> [Written instruction]: Select every line below containing the word "défaite".

> [Dataset records]:
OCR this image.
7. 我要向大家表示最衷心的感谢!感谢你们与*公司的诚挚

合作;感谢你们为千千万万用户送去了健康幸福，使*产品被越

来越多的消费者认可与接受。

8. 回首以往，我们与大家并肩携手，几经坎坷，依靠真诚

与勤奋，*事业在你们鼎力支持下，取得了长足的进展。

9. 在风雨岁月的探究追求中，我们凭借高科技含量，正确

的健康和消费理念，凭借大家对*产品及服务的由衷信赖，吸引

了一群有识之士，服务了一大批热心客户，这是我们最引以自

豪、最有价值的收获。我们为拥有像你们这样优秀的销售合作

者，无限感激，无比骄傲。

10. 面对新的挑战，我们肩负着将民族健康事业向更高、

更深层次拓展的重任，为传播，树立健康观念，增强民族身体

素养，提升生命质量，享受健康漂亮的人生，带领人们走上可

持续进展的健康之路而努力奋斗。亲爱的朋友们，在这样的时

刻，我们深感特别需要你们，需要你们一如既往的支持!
* * *
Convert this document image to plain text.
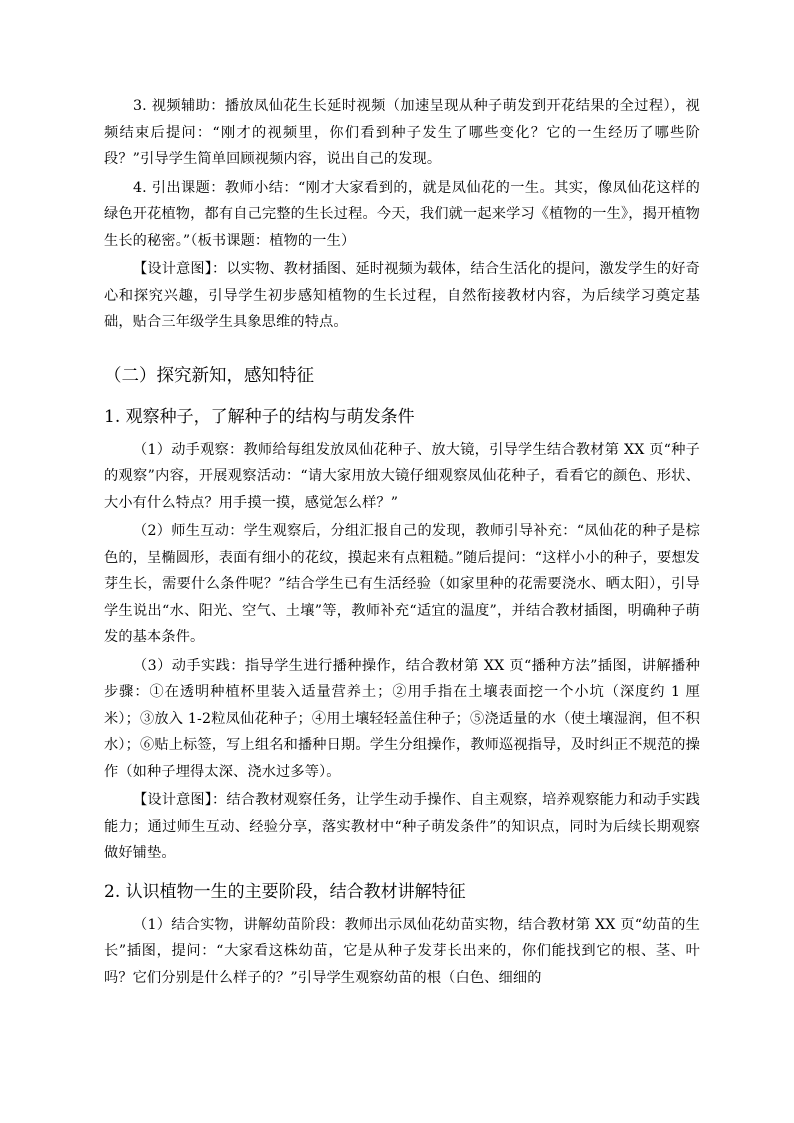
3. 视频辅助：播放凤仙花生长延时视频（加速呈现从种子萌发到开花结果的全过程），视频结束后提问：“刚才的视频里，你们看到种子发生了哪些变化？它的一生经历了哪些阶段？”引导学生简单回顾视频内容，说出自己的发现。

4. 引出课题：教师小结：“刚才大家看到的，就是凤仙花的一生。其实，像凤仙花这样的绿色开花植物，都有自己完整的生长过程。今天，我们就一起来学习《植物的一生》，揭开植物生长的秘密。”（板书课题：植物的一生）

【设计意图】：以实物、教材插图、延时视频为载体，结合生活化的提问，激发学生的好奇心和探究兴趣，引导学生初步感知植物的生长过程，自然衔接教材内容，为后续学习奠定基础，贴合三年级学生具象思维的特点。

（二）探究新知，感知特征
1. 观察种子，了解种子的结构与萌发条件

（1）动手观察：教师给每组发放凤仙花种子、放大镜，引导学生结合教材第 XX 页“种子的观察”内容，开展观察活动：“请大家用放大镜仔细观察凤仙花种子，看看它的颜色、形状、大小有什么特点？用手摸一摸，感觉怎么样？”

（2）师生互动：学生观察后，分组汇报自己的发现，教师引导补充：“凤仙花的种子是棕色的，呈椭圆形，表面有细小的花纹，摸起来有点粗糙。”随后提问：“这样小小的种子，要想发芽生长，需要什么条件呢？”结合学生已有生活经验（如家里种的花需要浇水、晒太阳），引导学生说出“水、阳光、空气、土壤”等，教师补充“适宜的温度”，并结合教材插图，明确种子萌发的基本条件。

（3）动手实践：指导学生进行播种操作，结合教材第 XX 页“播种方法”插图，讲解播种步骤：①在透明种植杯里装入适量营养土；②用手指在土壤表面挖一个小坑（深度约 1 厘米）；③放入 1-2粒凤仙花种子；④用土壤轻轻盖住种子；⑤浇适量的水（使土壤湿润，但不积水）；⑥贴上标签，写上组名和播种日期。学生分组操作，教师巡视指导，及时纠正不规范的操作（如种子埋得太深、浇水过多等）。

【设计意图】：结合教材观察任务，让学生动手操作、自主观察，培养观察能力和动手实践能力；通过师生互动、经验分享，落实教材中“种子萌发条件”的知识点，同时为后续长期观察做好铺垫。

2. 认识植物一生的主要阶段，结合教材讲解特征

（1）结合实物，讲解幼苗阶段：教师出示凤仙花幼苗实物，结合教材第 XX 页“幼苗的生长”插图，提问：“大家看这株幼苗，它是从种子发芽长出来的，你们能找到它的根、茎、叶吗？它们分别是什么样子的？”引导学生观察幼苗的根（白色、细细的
---
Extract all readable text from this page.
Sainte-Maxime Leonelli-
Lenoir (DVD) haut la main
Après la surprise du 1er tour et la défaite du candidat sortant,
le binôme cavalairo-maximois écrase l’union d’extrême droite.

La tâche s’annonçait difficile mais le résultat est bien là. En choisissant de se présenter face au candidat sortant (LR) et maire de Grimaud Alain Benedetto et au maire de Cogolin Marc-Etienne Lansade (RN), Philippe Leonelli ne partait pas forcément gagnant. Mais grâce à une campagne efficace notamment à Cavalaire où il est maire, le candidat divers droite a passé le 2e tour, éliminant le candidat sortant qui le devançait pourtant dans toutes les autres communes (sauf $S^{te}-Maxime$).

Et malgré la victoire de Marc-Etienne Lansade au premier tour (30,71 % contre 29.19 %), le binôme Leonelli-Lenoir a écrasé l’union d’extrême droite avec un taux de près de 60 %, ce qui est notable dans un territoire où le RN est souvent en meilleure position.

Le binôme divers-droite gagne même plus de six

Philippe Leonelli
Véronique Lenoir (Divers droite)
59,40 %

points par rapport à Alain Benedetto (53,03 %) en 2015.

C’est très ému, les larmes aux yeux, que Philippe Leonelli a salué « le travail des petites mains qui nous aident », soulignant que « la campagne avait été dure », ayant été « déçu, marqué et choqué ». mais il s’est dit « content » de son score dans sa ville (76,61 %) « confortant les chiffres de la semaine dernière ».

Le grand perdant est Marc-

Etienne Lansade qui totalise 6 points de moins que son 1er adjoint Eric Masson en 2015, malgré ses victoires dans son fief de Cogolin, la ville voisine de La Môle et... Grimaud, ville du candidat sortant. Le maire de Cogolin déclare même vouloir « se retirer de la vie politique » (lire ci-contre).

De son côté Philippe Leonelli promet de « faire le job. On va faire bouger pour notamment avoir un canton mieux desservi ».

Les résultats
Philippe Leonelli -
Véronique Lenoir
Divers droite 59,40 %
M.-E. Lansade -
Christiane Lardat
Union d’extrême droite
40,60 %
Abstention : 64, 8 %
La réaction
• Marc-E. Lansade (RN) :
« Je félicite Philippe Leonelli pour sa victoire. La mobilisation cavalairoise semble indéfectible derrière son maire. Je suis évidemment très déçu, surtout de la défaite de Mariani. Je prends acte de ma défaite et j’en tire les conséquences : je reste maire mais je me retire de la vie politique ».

> [Response to the task]:
Après la surprise du 1er tour et la défaite du candidat sortant,
« Je félicite Philippe Leonelli pour sa victoire. La mobilisation cavalairoise semble indéfectible derrière son maire. Je suis évidemment très déçu, surtout de la défaite de Mariani. Je prends acte de ma défaite et j’en tire les conséquences : je reste maire mais je me retire de la vie politique ».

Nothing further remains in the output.